GIVEN INSTRUCTION: From the entries below, gather every line containing the string "ΚΡΙΣΗ".

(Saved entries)
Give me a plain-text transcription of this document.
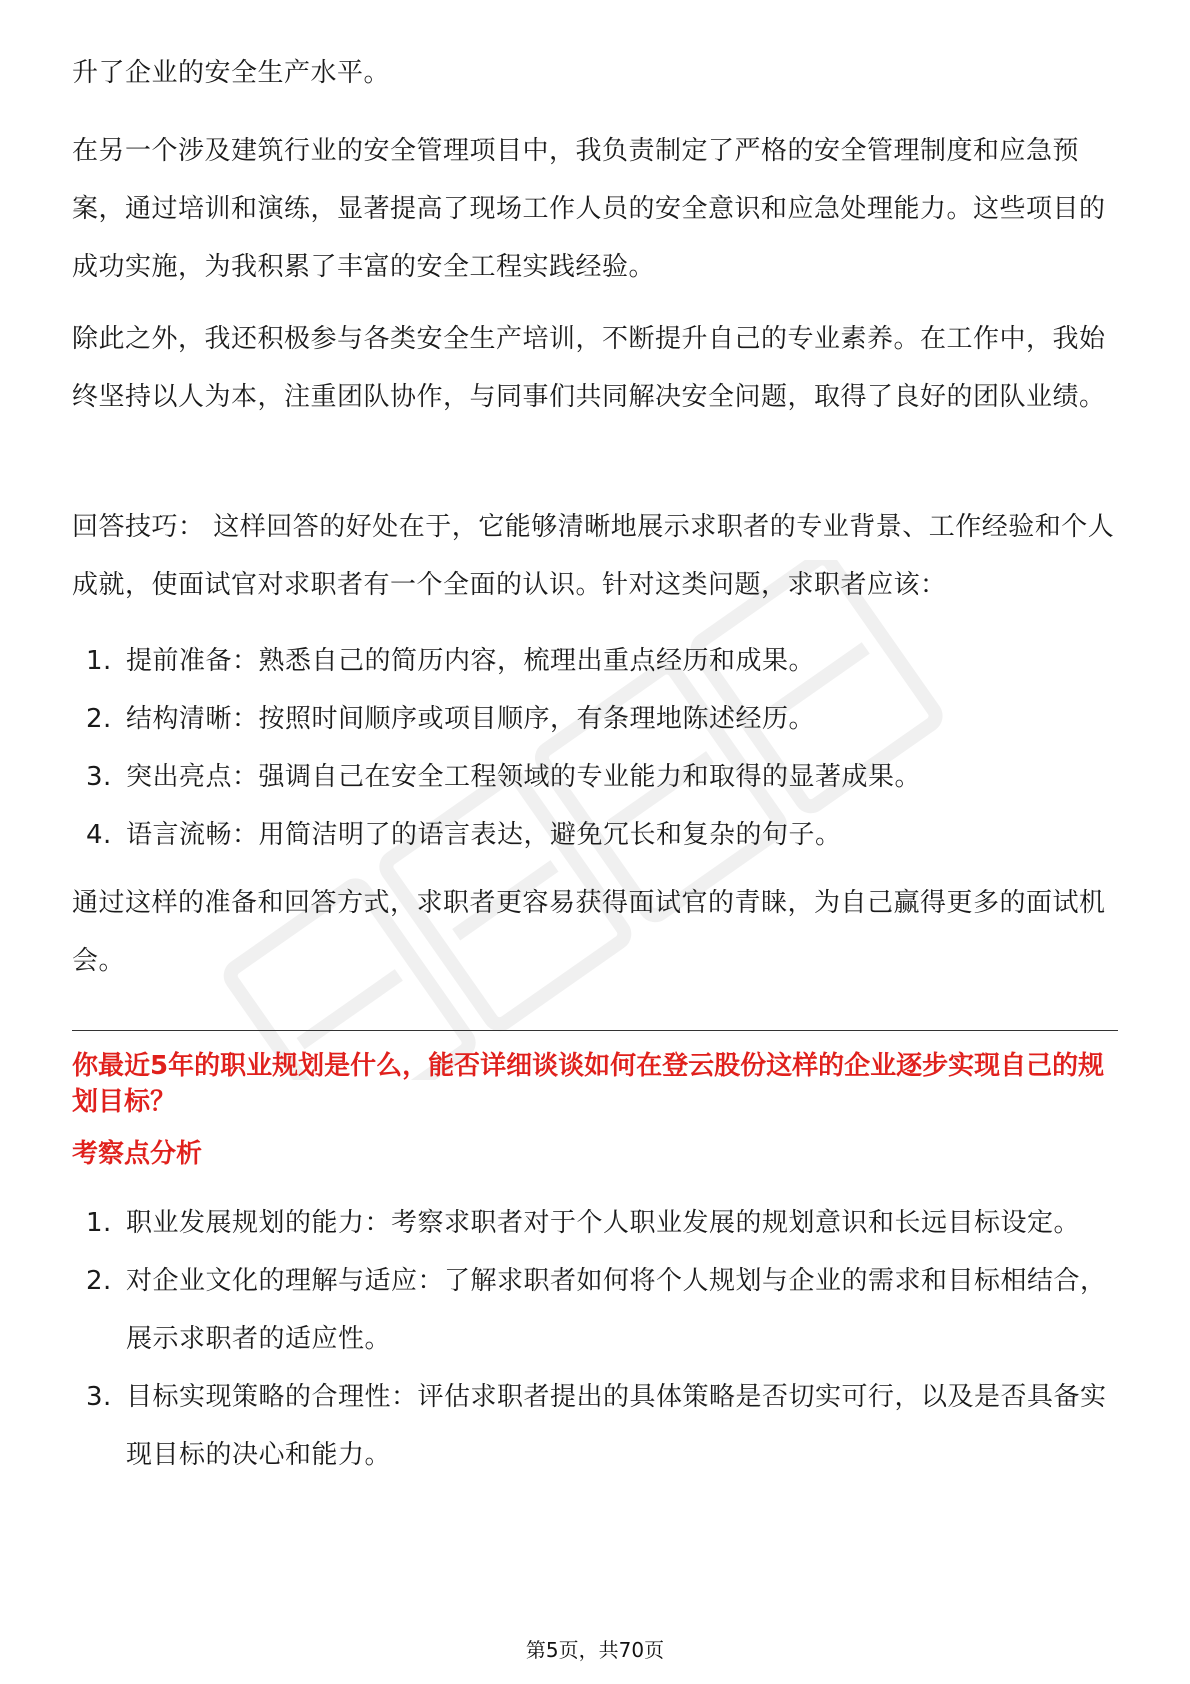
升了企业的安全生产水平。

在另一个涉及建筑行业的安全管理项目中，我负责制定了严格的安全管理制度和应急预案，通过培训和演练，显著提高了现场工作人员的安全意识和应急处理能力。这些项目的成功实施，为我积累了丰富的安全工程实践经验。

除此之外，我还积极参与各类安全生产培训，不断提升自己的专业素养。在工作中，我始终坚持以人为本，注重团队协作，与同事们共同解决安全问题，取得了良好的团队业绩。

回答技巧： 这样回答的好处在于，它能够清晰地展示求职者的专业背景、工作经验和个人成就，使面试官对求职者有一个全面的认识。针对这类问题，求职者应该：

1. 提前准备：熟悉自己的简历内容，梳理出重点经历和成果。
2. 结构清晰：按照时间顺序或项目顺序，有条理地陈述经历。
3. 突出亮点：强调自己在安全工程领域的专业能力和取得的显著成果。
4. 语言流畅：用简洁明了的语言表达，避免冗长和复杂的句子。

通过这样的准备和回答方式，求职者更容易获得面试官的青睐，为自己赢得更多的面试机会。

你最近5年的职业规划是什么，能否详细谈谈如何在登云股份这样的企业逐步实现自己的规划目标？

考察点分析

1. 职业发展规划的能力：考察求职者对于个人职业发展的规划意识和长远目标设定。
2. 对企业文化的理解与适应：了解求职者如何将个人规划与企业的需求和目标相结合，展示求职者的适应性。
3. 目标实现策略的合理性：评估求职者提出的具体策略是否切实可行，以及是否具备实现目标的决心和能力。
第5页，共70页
==
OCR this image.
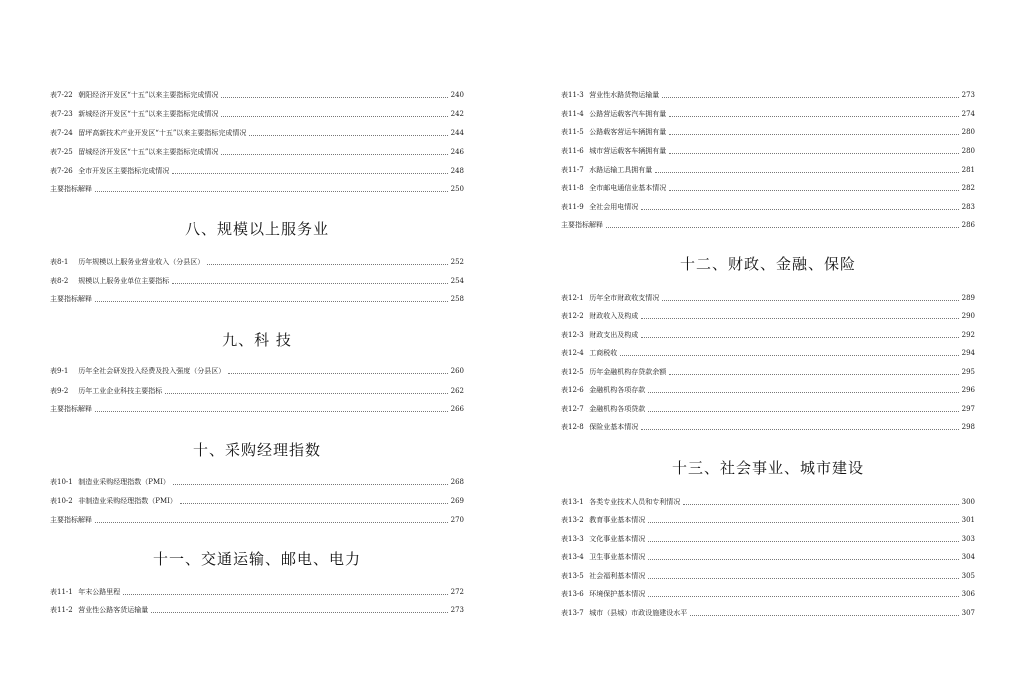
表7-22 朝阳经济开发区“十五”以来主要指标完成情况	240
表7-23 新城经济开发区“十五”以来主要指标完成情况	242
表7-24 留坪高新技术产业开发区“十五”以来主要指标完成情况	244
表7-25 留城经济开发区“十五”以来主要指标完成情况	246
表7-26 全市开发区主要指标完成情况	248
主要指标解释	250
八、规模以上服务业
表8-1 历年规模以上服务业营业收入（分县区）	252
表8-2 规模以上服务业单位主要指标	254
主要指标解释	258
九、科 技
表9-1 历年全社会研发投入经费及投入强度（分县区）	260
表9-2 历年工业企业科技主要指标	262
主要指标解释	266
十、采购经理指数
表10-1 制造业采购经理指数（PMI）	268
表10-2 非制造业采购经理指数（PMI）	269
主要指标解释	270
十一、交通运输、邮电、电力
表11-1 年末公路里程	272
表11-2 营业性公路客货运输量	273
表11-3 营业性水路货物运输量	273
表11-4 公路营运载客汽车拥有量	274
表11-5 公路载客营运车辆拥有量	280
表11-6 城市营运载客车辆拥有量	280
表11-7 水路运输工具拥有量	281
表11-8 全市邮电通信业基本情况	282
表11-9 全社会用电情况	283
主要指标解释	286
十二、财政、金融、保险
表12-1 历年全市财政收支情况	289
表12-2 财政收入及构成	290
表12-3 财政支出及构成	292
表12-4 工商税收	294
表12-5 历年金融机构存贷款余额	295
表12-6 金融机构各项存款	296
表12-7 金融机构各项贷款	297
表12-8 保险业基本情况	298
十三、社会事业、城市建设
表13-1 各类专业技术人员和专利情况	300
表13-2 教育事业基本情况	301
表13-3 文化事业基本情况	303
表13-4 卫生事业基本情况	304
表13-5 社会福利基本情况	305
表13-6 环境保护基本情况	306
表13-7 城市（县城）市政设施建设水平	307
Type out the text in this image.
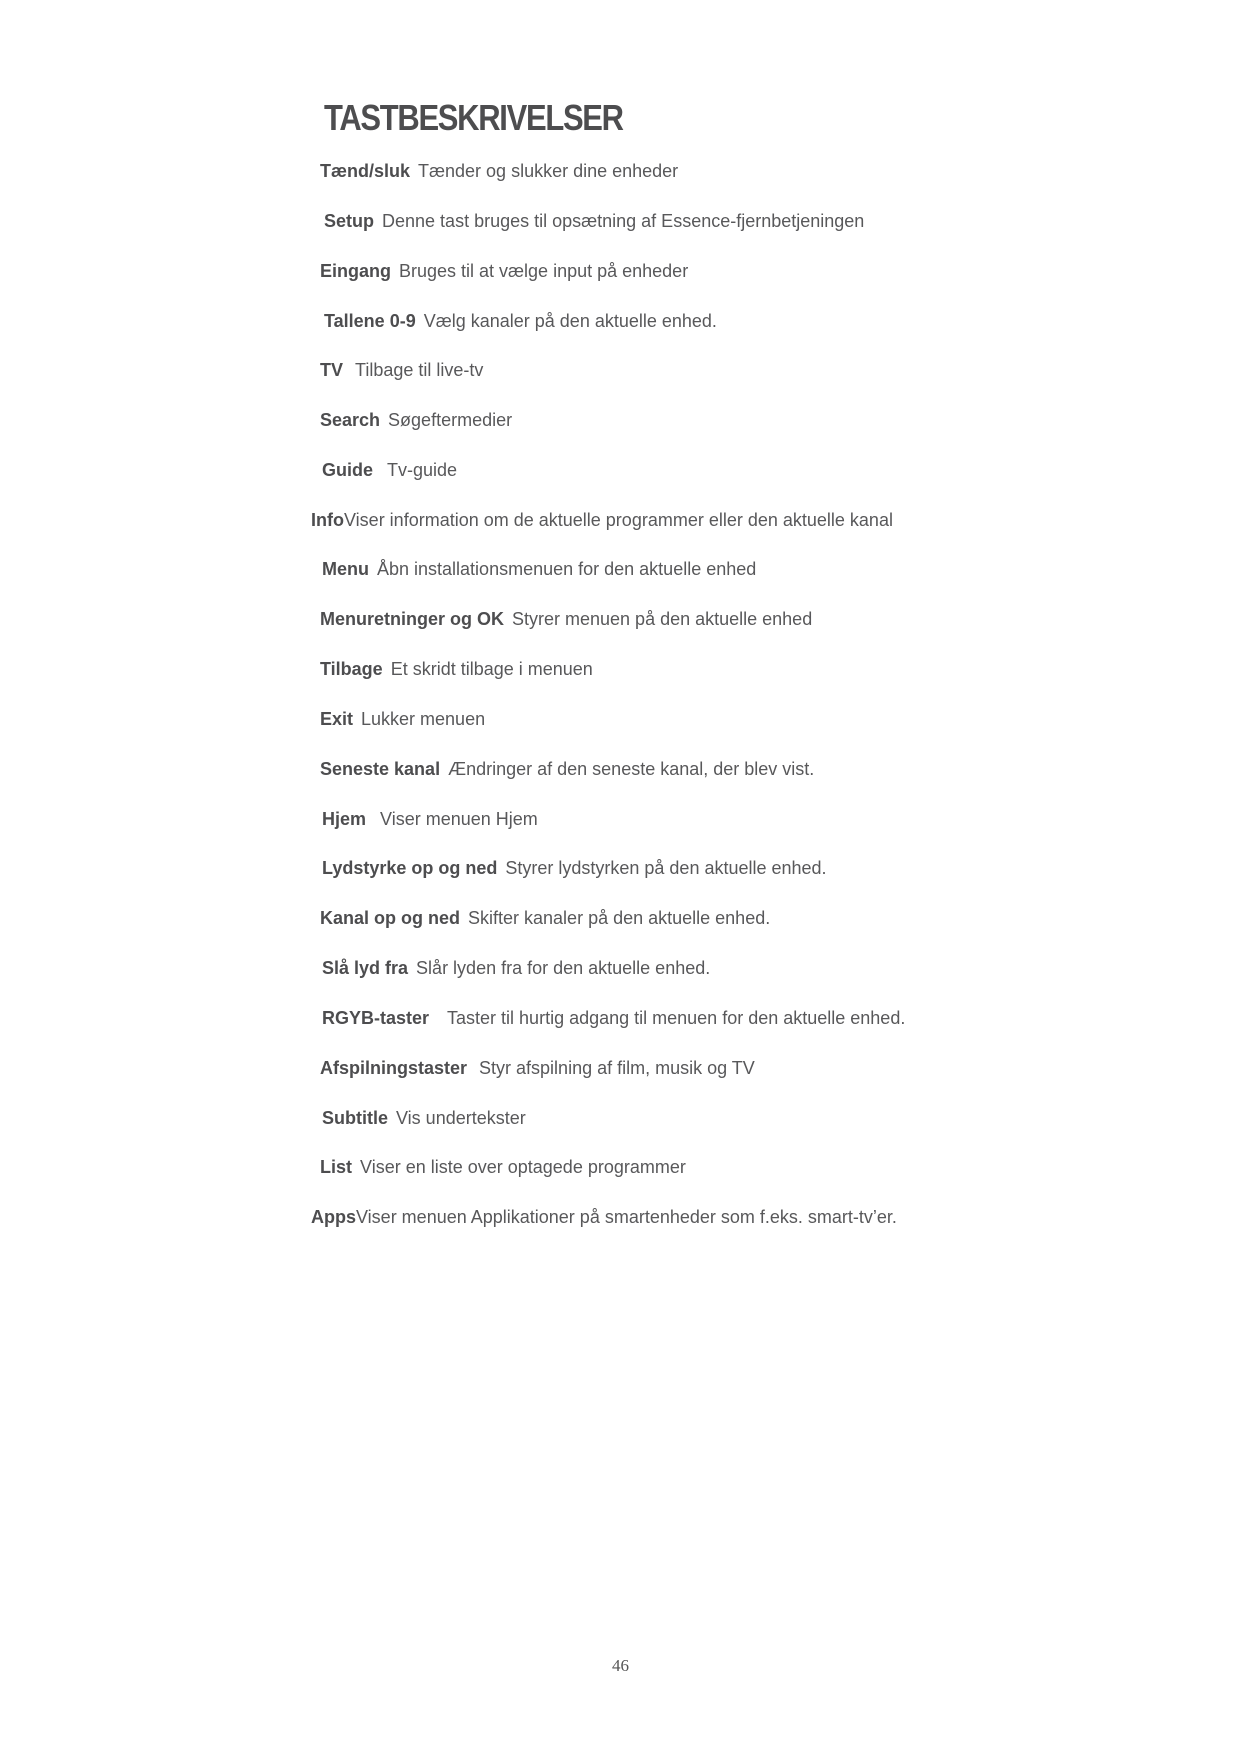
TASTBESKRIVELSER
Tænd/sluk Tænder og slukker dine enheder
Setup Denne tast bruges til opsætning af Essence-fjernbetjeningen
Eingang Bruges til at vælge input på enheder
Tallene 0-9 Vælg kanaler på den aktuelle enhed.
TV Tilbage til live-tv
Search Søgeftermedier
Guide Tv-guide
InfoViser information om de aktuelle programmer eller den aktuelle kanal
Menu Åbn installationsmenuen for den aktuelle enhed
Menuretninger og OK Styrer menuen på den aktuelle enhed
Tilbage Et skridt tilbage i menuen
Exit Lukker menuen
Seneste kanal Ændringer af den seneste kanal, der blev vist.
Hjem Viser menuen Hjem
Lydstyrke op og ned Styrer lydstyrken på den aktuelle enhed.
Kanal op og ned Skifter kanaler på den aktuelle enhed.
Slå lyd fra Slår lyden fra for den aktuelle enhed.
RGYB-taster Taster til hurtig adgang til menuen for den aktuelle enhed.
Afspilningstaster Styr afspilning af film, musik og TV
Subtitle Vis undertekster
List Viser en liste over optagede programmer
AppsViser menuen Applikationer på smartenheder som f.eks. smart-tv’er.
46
...
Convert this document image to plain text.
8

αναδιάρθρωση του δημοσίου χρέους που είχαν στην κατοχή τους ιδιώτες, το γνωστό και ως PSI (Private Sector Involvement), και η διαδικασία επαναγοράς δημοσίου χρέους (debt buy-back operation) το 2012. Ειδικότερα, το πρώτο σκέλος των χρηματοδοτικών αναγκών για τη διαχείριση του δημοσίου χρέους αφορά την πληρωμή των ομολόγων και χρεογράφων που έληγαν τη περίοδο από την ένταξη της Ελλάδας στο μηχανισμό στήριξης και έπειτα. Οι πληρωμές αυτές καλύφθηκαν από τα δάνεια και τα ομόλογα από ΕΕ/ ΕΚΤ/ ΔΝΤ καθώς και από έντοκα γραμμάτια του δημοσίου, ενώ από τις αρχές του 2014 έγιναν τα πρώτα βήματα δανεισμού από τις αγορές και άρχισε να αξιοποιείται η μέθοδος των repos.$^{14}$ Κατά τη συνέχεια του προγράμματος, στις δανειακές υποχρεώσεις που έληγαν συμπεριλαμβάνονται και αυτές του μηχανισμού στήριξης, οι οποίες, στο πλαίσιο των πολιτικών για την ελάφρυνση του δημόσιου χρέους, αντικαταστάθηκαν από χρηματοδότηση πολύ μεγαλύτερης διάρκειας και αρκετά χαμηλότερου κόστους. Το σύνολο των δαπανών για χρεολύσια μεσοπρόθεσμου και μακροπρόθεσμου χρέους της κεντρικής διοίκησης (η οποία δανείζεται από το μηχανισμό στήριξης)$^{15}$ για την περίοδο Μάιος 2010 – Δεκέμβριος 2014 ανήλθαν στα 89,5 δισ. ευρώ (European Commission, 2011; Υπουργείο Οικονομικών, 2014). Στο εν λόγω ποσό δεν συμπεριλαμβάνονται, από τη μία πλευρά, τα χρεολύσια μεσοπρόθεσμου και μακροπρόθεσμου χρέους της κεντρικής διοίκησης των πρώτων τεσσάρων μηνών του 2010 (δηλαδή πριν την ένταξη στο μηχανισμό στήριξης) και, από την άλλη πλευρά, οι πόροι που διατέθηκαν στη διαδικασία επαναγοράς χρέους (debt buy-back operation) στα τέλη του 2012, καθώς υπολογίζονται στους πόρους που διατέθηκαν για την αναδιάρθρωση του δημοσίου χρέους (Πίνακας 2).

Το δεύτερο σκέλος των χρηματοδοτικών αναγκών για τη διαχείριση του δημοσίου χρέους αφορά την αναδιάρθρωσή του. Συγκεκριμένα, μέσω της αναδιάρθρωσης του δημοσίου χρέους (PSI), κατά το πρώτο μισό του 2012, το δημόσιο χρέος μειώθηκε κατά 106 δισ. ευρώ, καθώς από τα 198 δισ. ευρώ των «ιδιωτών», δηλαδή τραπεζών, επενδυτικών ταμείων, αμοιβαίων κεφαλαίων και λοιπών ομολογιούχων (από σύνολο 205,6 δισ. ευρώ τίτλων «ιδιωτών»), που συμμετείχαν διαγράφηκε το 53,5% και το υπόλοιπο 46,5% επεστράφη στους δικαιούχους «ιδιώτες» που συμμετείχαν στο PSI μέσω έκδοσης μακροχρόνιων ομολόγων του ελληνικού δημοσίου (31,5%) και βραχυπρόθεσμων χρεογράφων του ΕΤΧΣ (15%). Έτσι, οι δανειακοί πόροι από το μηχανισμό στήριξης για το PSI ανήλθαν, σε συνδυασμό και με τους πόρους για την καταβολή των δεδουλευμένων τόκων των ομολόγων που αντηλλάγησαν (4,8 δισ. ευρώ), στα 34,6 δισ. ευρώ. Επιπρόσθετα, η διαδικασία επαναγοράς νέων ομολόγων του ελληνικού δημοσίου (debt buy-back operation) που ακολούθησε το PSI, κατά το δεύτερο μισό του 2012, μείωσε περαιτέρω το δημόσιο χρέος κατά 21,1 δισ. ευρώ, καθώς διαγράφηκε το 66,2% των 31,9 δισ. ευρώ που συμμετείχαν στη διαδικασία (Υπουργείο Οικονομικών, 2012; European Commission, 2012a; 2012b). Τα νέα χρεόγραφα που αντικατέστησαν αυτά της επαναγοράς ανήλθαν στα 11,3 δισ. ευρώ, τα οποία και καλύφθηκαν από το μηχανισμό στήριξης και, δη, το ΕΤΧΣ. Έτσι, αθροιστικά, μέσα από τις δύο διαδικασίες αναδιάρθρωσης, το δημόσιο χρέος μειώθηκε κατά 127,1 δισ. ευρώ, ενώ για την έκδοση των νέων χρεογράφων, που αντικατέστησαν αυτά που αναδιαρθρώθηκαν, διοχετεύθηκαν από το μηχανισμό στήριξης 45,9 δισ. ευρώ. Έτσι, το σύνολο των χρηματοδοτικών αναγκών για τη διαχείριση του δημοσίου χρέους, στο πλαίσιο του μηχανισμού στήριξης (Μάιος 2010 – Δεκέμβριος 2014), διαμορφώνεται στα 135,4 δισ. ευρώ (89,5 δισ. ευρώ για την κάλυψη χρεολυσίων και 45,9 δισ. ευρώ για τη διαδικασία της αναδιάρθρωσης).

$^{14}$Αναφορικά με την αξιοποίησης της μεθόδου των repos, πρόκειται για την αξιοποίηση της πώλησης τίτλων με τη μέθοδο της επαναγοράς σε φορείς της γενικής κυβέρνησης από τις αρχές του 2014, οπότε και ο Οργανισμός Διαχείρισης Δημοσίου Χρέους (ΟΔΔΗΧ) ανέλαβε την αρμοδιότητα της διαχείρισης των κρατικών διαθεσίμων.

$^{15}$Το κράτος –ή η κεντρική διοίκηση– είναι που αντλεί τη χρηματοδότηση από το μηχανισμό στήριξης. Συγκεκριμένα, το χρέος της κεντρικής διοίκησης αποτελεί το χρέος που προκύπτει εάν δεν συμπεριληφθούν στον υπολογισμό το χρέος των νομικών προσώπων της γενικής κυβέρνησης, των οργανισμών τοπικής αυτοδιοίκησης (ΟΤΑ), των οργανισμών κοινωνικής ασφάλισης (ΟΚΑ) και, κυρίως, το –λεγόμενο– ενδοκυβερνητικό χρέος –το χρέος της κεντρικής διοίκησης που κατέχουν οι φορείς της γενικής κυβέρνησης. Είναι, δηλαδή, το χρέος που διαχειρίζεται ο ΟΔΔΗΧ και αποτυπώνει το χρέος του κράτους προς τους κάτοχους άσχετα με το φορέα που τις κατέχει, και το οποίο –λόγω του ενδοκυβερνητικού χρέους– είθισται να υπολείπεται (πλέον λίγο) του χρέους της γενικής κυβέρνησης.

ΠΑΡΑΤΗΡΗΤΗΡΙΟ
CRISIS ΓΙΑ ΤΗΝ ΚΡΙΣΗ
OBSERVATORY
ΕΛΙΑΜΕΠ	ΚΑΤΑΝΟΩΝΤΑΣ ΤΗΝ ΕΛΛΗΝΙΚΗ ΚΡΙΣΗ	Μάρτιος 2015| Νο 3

EXPECTED ANSWER:
CRISIS ΓΙΑ ΤΗΝ ΚΡΙΣΗ
ΕΛΙΑΜΕΠ	ΚΑΤΑΝΟΩΝΤΑΣ ΤΗΝ ΕΛΛΗΝΙΚΗ ΚΡΙΣΗ	Μάρτιος 2015| Νο 3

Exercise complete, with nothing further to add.